**Work to do**
Word for word, transcribe the lines below and drop the pictures.

[Recorded data]

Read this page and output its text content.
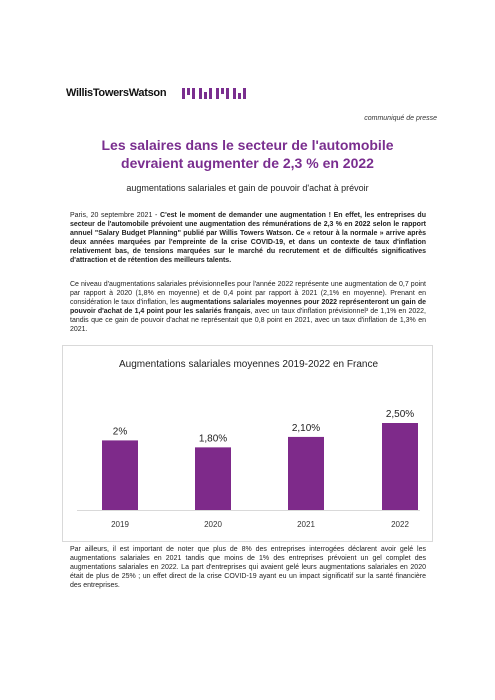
WillisTowersWatson
communiqué de presse
Les salaires dans le secteur de l'automobile
devraient augmenter de 2,3 % en 2022
augmentations salariales et gain de pouvoir d'achat à prévoir
Paris, 20 septembre 2021 - C'est le moment de demander une augmentation ! En effet, les entreprises du secteur de l'automobile prévoient une augmentation des rémunérations de 2,3 % en 2022 selon le rapport annuel "Salary Budget Planning" publié par Willis Towers Watson. Ce « retour à la normale » arrive après deux années marquées par l'empreinte de la crise COVID-19, et dans un contexte de taux d'inflation relativement bas, de tensions marquées sur le marché du recrutement et de difficultés significatives d'attraction et de rétention des meilleurs talents.
Ce niveau d'augmentations salariales prévisionnelles pour l'année 2022 représente une augmentation de 0,7 point par rapport à 2020 (1,8% en moyenne) et de 0,4 point par rapport à 2021 (2,1% en moyenne). Prenant en considération le taux d'inflation, les augmentations salariales moyennes pour 2022 représenteront un gain de pouvoir d'achat de 1,4 point pour les salariés français, avec un taux d'inflation prévisionnel³ de 1,1% en 2022, tandis que ce gain de pouvoir d'achat ne représentait que 0,8 point en 2021, avec un taux d'inflation de 1,3% en 2021.
Augmentations salariales moyennes 2019-2022 en France
2%
2019
1,80%
2020
2,10%
2021
2,50%
2022
Par ailleurs, il est important de noter que plus de 8% des entreprises interrogées déclarent avoir gelé les augmentations salariales en 2021 tandis que moins de 1% des entreprises prévoient un gel complet des augmentations salariales en 2022. La part d'entreprises qui avaient gelé leurs augmentations salariales en 2020 était de plus de 25% ; un effet direct de la crise COVID-19 ayant eu un impact significatif sur la santé financière des entreprises.
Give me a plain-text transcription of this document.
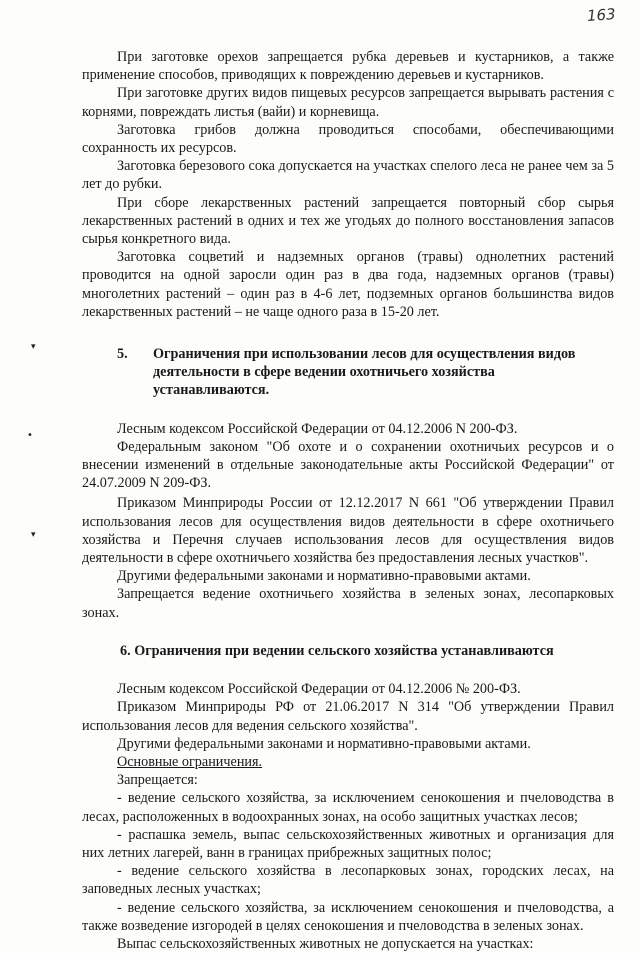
163
▾
•
▾

При заготовке орехов запрещается рубка деревьев и кустарников, а также применение способов, приводящих к повреждению деревьев и кустарников.

При заготовке других видов пищевых ресурсов запрещается вырывать растения с корнями, повреждать листья (вайи) и корневища.

Заготовка грибов должна проводиться способами, обеспечивающими сохранность их ресурсов.

Заготовка березового сока допускается на участках спелого леса не ранее чем за 5 лет до рубки.

При сборе лекарственных растений запрещается повторный сбор сырья лекарственных растений в одних и тех же угодьях до полного восстановления запасов сырья конкретного вида.

Заготовка соцветий и надземных органов (травы) однолетних растений проводится на одной заросли один раз в два года, надземных органов (травы) многолетних растений – один раз в 4-6 лет, подземных органов большинства видов лекарственных растений – не чаще одного раза в 15-20 лет.

5. Ограничения при использовании лесов для осуществления видов
деятельности в сфере ведении охотничьего хозяйства устанавливаются.

Лесным кодексом Российской Федерации от 04.12.2006 N 200-ФЗ.

Федеральным законом "Об охоте и о сохранении охотничьих ресурсов и о внесении изменений в отдельные законодательные акты Российской Федерации" от 24.07.2009 N 209-ФЗ.

Приказом Минприроды России от 12.12.2017 N 661 "Об утверждении Правил использования лесов для осуществления видов деятельности в сфере охотничьего хозяйства и Перечня случаев использования лесов для осуществления видов деятельности в сфере охотничьего хозяйства без предоставления лесных участков".

Другими федеральными законами и нормативно-правовыми актами.

Запрещается ведение охотничьего хозяйства в зеленых зонах, лесопарковых зонах.

6. Ограничения при ведении сельского хозяйства устанавливаются

Лесным кодексом Российской Федерации от 04.12.2006 № 200-ФЗ.

Приказом Минприроды РФ от 21.06.2017 N 314 "Об утверждении Правил использования лесов для ведения сельского хозяйства".

Другими федеральными законами и нормативно-правовыми актами.

Основные ограничения.

Запрещается:

- ведение сельского хозяйства, за исключением сенокошения и пчеловодства в лесах, расположенных в водоохранных зонах, на особо защитных участках лесов;

- распашка земель, выпас сельскохозяйственных животных и организация для них летних лагерей, ванн в границах прибрежных защитных полос;

- ведение сельского хозяйства в лесопарковых зонах, городских лесах, на заповедных лесных участках;

- ведение сельского хозяйства, за исключением сенокошения и пчеловодства, а также возведение изгородей в целях сенокошения и пчеловодства в зеленых зонах.

Выпас сельскохозяйственных животных не допускается на участках:
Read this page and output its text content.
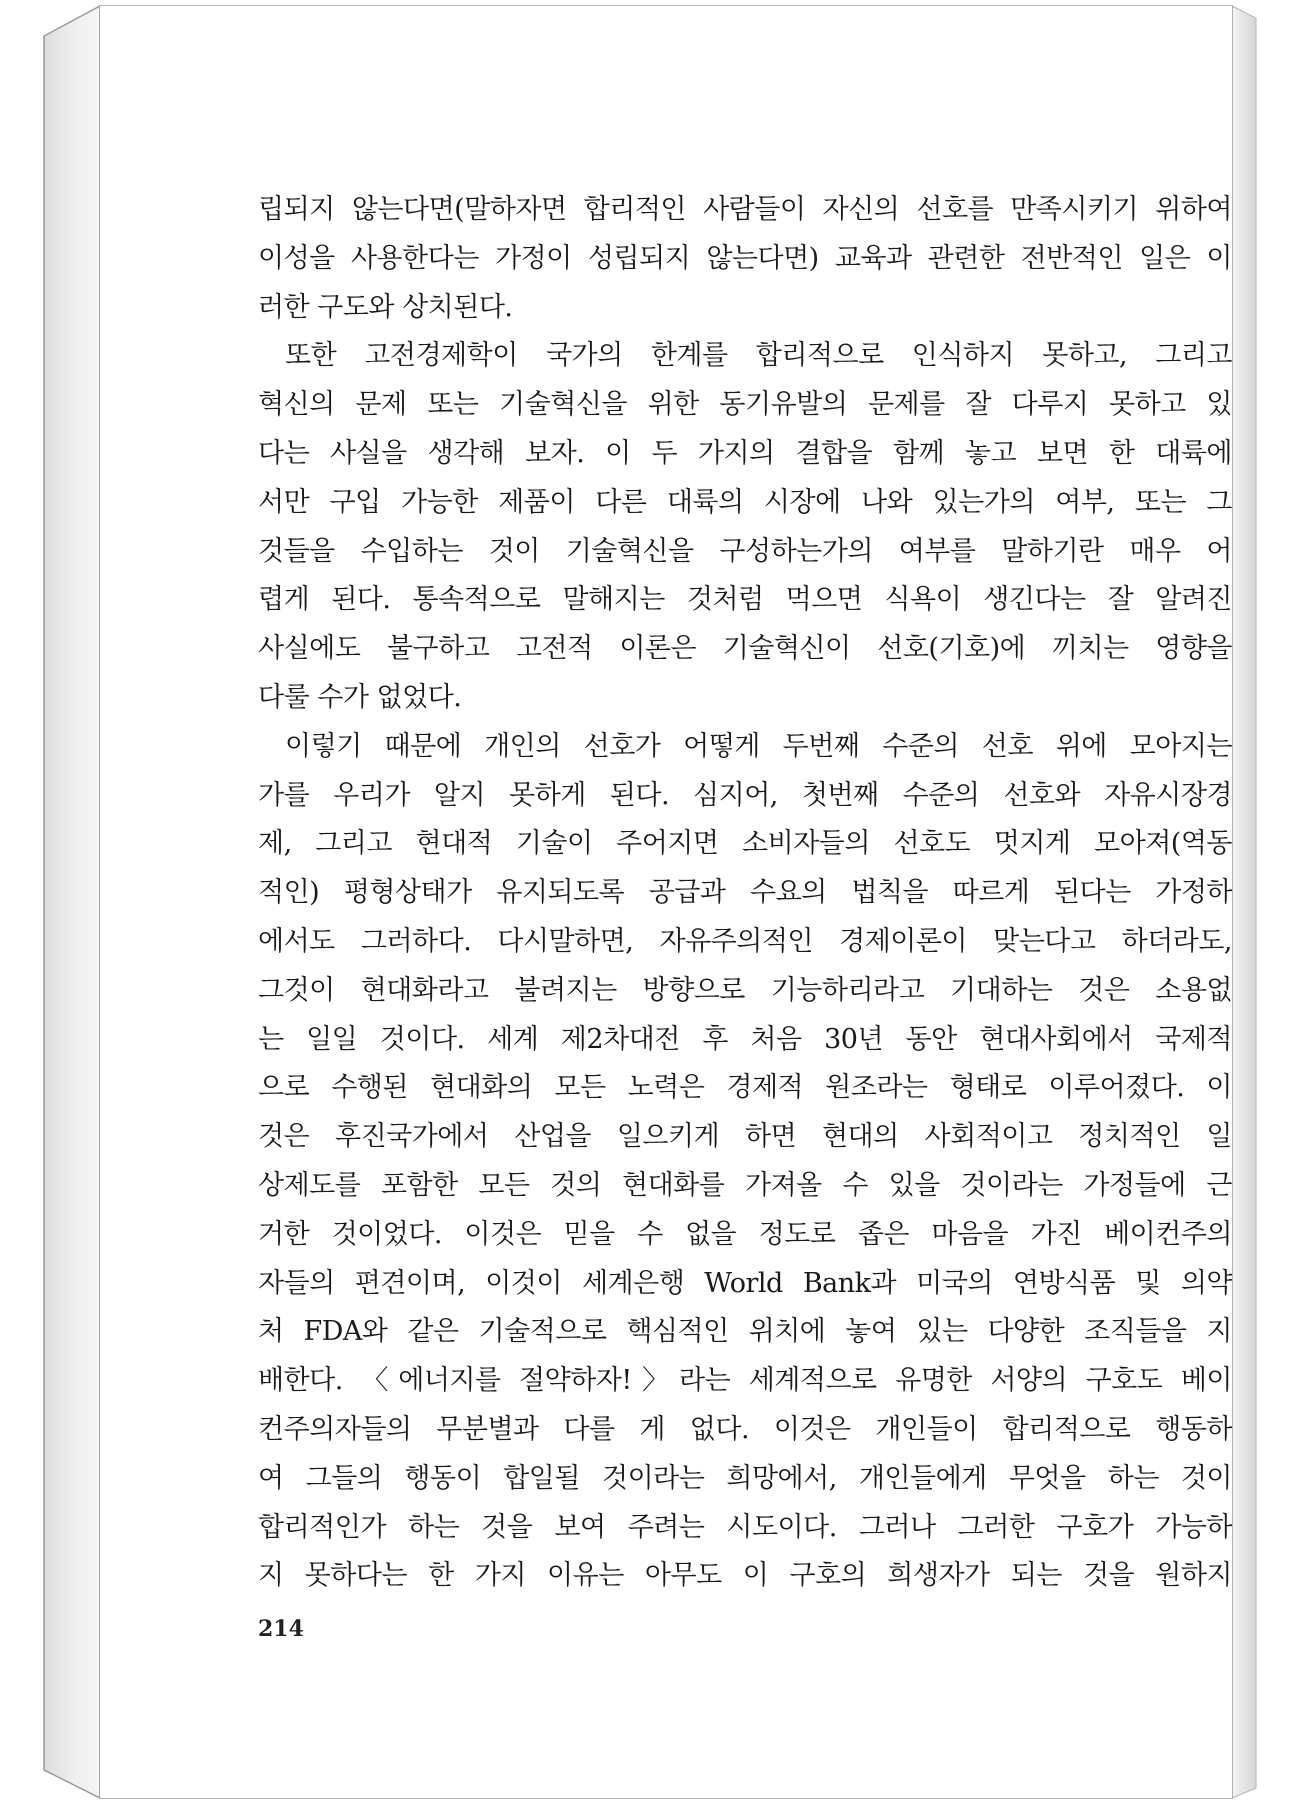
립되지 않는다면(말하자면 합리적인 사람들이 자신의 선호를 만족시키기 위하여
이성을 사용한다는 가정이 성립되지 않는다면) 교육과 관련한 전반적인 일은 이
러한 구도와 상치된다.
또한 고전경제학이 국가의 한계를 합리적으로 인식하지 못하고, 그리고
혁신의 문제 또는 기술혁신을 위한 동기유발의 문제를 잘 다루지 못하고 있
다는 사실을 생각해 보자. 이 두 가지의 결합을 함께 놓고 보면 한 대륙에
서만 구입 가능한 제품이 다른 대륙의 시장에 나와 있는가의 여부, 또는 그
것들을 수입하는 것이 기술혁신을 구성하는가의 여부를 말하기란 매우 어
렵게 된다. 통속적으로 말해지는 것처럼 먹으면 식욕이 생긴다는 잘 알려진
사실에도 불구하고 고전적 이론은 기술혁신이 선호(기호)에 끼치는 영향을
다룰 수가 없었다.
이렇기 때문에 개인의 선호가 어떻게 두번째 수준의 선호 위에 모아지는
가를 우리가 알지 못하게 된다. 심지어, 첫번째 수준의 선호와 자유시장경
제, 그리고 현대적 기술이 주어지면 소비자들의 선호도 멋지게 모아져(역동
적인) 평형상태가 유지되도록 공급과 수요의 법칙을 따르게 된다는 가정하
에서도 그러하다. 다시말하면, 자유주의적인 경제이론이 맞는다고 하더라도,
그것이 현대화라고 불려지는 방향으로 기능하리라고 기대하는 것은 소용없
는 일일 것이다. 세계 제2차대전 후 처음 30년 동안 현대사회에서 국제적
으로 수행된 현대화의 모든 노력은 경제적 원조라는 형태로 이루어졌다. 이
것은 후진국가에서 산업을 일으키게 하면 현대의 사회적이고 정치적인 일
상제도를 포함한 모든 것의 현대화를 가져올 수 있을 것이라는 가정들에 근
거한 것이었다. 이것은 믿을 수 없을 정도로 좁은 마음을 가진 베이컨주의
자들의 편견이며, 이것이 세계은행 World Bank과 미국의 연방식품 및 의약
처 FDA와 같은 기술적으로 핵심적인 위치에 놓여 있는 다양한 조직들을 지
배한다. 〈에너지를 절약하자!〉라는 세계적으로 유명한 서양의 구호도 베이
컨주의자들의 무분별과 다를 게 없다. 이것은 개인들이 합리적으로 행동하
여 그들의 행동이 합일될 것이라는 희망에서, 개인들에게 무엇을 하는 것이
합리적인가 하는 것을 보여 주려는 시도이다. 그러나 그러한 구호가 가능하
지 못하다는 한 가지 이유는 아무도 이 구호의 희생자가 되는 것을 원하지
214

**Result for this exercise**
Read this page and output its text content.
WillisTowersWatson
communiqué de presse
Les salaires dans le secteur de l'automobile
devraient augmenter de 2,3 % en 2022
augmentations salariales et gain de pouvoir d'achat à prévoir
Paris, 20 septembre 2021 - C'est le moment de demander une augmentation ! En effet, les entreprises du secteur de l'automobile prévoient une augmentation des rémunérations de 2,3 % en 2022 selon le rapport annuel "Salary Budget Planning" publié par Willis Towers Watson. Ce « retour à la normale » arrive après deux années marquées par l'empreinte de la crise COVID-19, et dans un contexte de taux d'inflation relativement bas, de tensions marquées sur le marché du recrutement et de difficultés significatives d'attraction et de rétention des meilleurs talents.
Ce niveau d'augmentations salariales prévisionnelles pour l'année 2022 représente une augmentation de 0,7 point par rapport à 2020 (1,8% en moyenne) et de 0,4 point par rapport à 2021 (2,1% en moyenne). Prenant en considération le taux d'inflation, les augmentations salariales moyennes pour 2022 représenteront un gain de pouvoir d'achat de 1,4 point pour les salariés français, avec un taux d'inflation prévisionnel³ de 1,1% en 2022, tandis que ce gain de pouvoir d'achat ne représentait que 0,8 point en 2021, avec un taux d'inflation de 1,3% en 2021.
Augmentations salariales moyennes 2019-2022 en France
2%
2019
1,80%
2020
2,10%
2021
2,50%
2022
Par ailleurs, il est important de noter que plus de 8% des entreprises interrogées déclarent avoir gelé les augmentations salariales en 2021 tandis que moins de 1% des entreprises prévoient un gel complet des augmentations salariales en 2022. La part d'entreprises qui avaient gelé leurs augmentations salariales en 2020 était de plus de 25% ; un effet direct de la crise COVID-19 ayant eu un impact significatif sur la santé financière des entreprises.
Give me a plain-text transcription of this document.
163
▾
•
▾

При заготовке орехов запрещается рубка деревьев и кустарников, а также применение способов, приводящих к повреждению деревьев и кустарников.

При заготовке других видов пищевых ресурсов запрещается вырывать растения с корнями, повреждать листья (вайи) и корневища.

Заготовка грибов должна проводиться способами, обеспечивающими сохранность их ресурсов.

Заготовка березового сока допускается на участках спелого леса не ранее чем за 5 лет до рубки.

При сборе лекарственных растений запрещается повторный сбор сырья лекарственных растений в одних и тех же угодьях до полного восстановления запасов сырья конкретного вида.

Заготовка соцветий и надземных органов (травы) однолетних растений проводится на одной заросли один раз в два года, надземных органов (травы) многолетних растений – один раз в 4-6 лет, подземных органов большинства видов лекарственных растений – не чаще одного раза в 15-20 лет.

5. Ограничения при использовании лесов для осуществления видов
деятельности в сфере ведении охотничьего хозяйства устанавливаются.

Лесным кодексом Российской Федерации от 04.12.2006 N 200-ФЗ.

Федеральным законом "Об охоте и о сохранении охотничьих ресурсов и о внесении изменений в отдельные законодательные акты Российской Федерации" от 24.07.2009 N 209-ФЗ.

Приказом Минприроды России от 12.12.2017 N 661 "Об утверждении Правил использования лесов для осуществления видов деятельности в сфере охотничьего хозяйства и Перечня случаев использования лесов для осуществления видов деятельности в сфере охотничьего хозяйства без предоставления лесных участков".

Другими федеральными законами и нормативно-правовыми актами.

Запрещается ведение охотничьего хозяйства в зеленых зонах, лесопарковых зонах.

6. Ограничения при ведении сельского хозяйства устанавливаются

Лесным кодексом Российской Федерации от 04.12.2006 № 200-ФЗ.

Приказом Минприроды РФ от 21.06.2017 N 314 "Об утверждении Правил использования лесов для ведения сельского хозяйства".

Другими федеральными законами и нормативно-правовыми актами.

Основные ограничения.

Запрещается:

- ведение сельского хозяйства, за исключением сенокошения и пчеловодства в лесах, расположенных в водоохранных зонах, на особо защитных участках лесов;

- распашка земель, выпас сельскохозяйственных животных и организация для них летних лагерей, ванн в границах прибрежных защитных полос;

- ведение сельского хозяйства в лесопарковых зонах, городских лесах, на заповедных лесных участках;

- ведение сельского хозяйства, за исключением сенокошения и пчеловодства, а также возведение изгородей в целях сенокошения и пчеловодства в зеленых зонах.

Выпас сельскохозяйственных животных не допускается на участках:
Read this page and output its text content.
립되지 않는다면(말하자면 합리적인 사람들이 자신의 선호를 만족시키기 위하여
이성을 사용한다는 가정이 성립되지 않는다면) 교육과 관련한 전반적인 일은 이
러한 구도와 상치된다.
또한 고전경제학이 국가의 한계를 합리적으로 인식하지 못하고, 그리고
혁신의 문제 또는 기술혁신을 위한 동기유발의 문제를 잘 다루지 못하고 있
다는 사실을 생각해 보자. 이 두 가지의 결합을 함께 놓고 보면 한 대륙에
서만 구입 가능한 제품이 다른 대륙의 시장에 나와 있는가의 여부, 또는 그
것들을 수입하는 것이 기술혁신을 구성하는가의 여부를 말하기란 매우 어
렵게 된다. 통속적으로 말해지는 것처럼 먹으면 식욕이 생긴다는 잘 알려진
사실에도 불구하고 고전적 이론은 기술혁신이 선호(기호)에 끼치는 영향을
다룰 수가 없었다.
이렇기 때문에 개인의 선호가 어떻게 두번째 수준의 선호 위에 모아지는
가를 우리가 알지 못하게 된다. 심지어, 첫번째 수준의 선호와 자유시장경
제, 그리고 현대적 기술이 주어지면 소비자들의 선호도 멋지게 모아져(역동
적인) 평형상태가 유지되도록 공급과 수요의 법칙을 따르게 된다는 가정하
에서도 그러하다. 다시말하면, 자유주의적인 경제이론이 맞는다고 하더라도,
그것이 현대화라고 불려지는 방향으로 기능하리라고 기대하는 것은 소용없
는 일일 것이다. 세계 제2차대전 후 처음 30년 동안 현대사회에서 국제적
으로 수행된 현대화의 모든 노력은 경제적 원조라는 형태로 이루어졌다. 이
것은 후진국가에서 산업을 일으키게 하면 현대의 사회적이고 정치적인 일
상제도를 포함한 모든 것의 현대화를 가져올 수 있을 것이라는 가정들에 근
거한 것이었다. 이것은 믿을 수 없을 정도로 좁은 마음을 가진 베이컨주의
자들의 편견이며, 이것이 세계은행 World Bank과 미국의 연방식품 및 의약
처 FDA와 같은 기술적으로 핵심적인 위치에 놓여 있는 다양한 조직들을 지
배한다. 〈에너지를 절약하자!〉라는 세계적으로 유명한 서양의 구호도 베이
컨주의자들의 무분별과 다를 게 없다. 이것은 개인들이 합리적으로 행동하
여 그들의 행동이 합일될 것이라는 희망에서, 개인들에게 무엇을 하는 것이
합리적인가 하는 것을 보여 주려는 시도이다. 그러나 그러한 구호가 가능하
지 못하다는 한 가지 이유는 아무도 이 구호의 희생자가 되는 것을 원하지
214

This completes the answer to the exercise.